:: Instructions for the task ::
Rewrite the records below with "radio-button" changed to "radio-control" throughout, keeping every other part the same. Leave the pictures out of your answer.

Element and region data
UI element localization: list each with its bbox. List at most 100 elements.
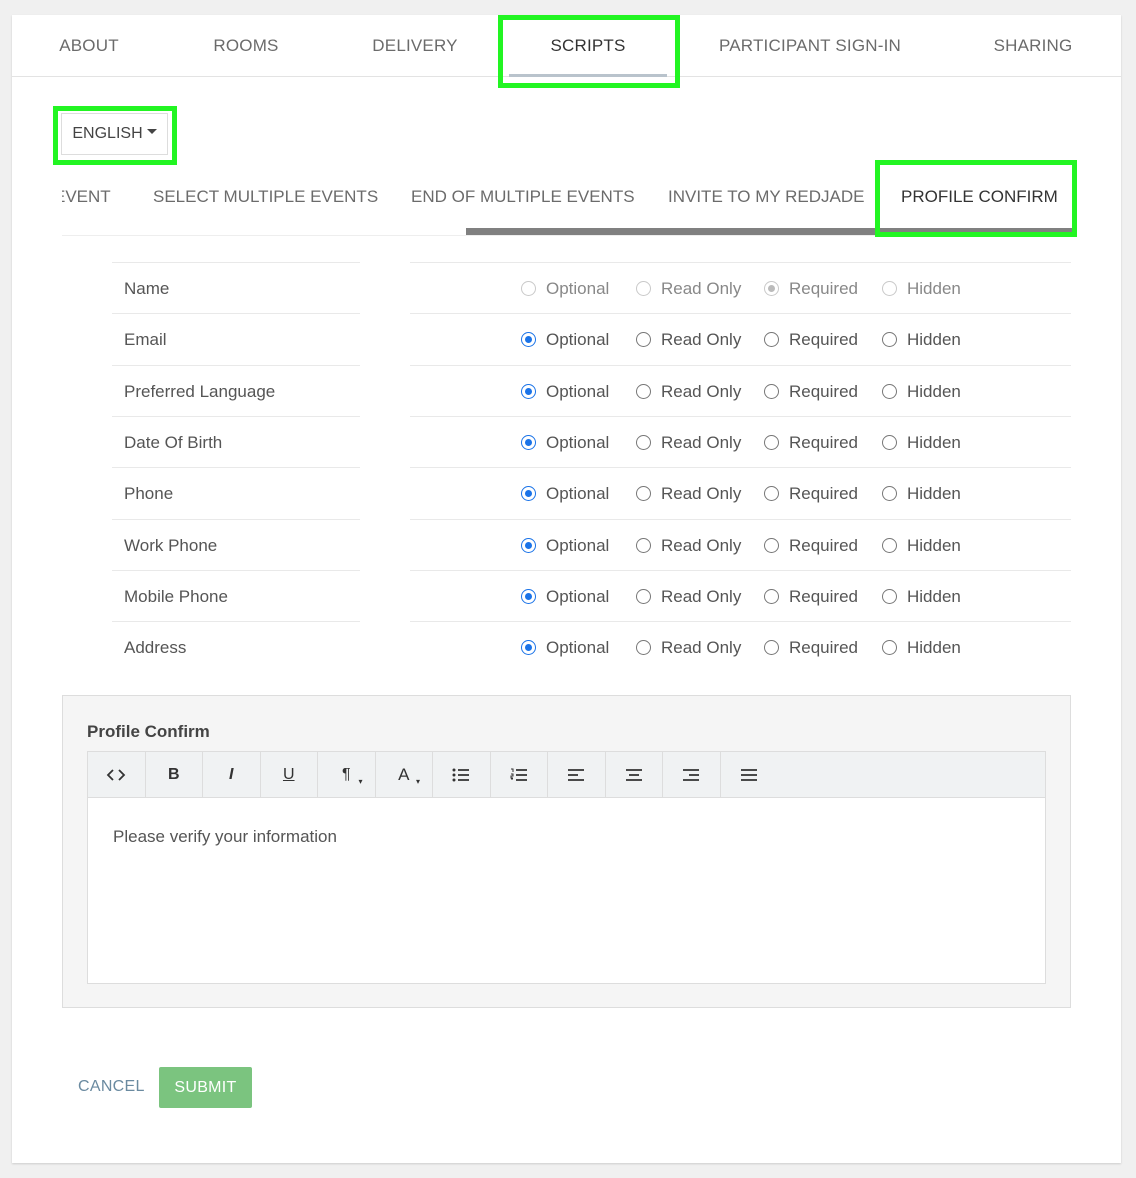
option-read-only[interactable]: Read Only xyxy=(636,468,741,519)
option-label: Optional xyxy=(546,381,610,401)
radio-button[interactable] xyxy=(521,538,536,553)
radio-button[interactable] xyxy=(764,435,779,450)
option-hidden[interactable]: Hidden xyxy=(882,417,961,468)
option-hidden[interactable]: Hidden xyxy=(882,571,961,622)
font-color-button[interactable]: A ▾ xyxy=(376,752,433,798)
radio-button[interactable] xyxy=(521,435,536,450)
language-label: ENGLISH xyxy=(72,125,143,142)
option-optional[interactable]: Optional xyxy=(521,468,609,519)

:: Output ::
UI element localization: list each with its bbox. List at most 100 elements.
option-read-only[interactable]: Read Only xyxy=(636,468,741,519)
option-label: Optional xyxy=(546,381,610,401)
radio-control[interactable] xyxy=(521,538,536,553)
radio-control[interactable] xyxy=(764,435,779,450)
option-hidden[interactable]: Hidden xyxy=(882,417,961,468)
option-hidden[interactable]: Hidden xyxy=(882,571,961,622)
font-color-button[interactable]: A ▾ xyxy=(376,752,433,798)
radio-control[interactable] xyxy=(521,435,536,450)
language-label: ENGLISH xyxy=(72,125,143,142)
option-optional[interactable]: Optional xyxy=(521,468,609,519)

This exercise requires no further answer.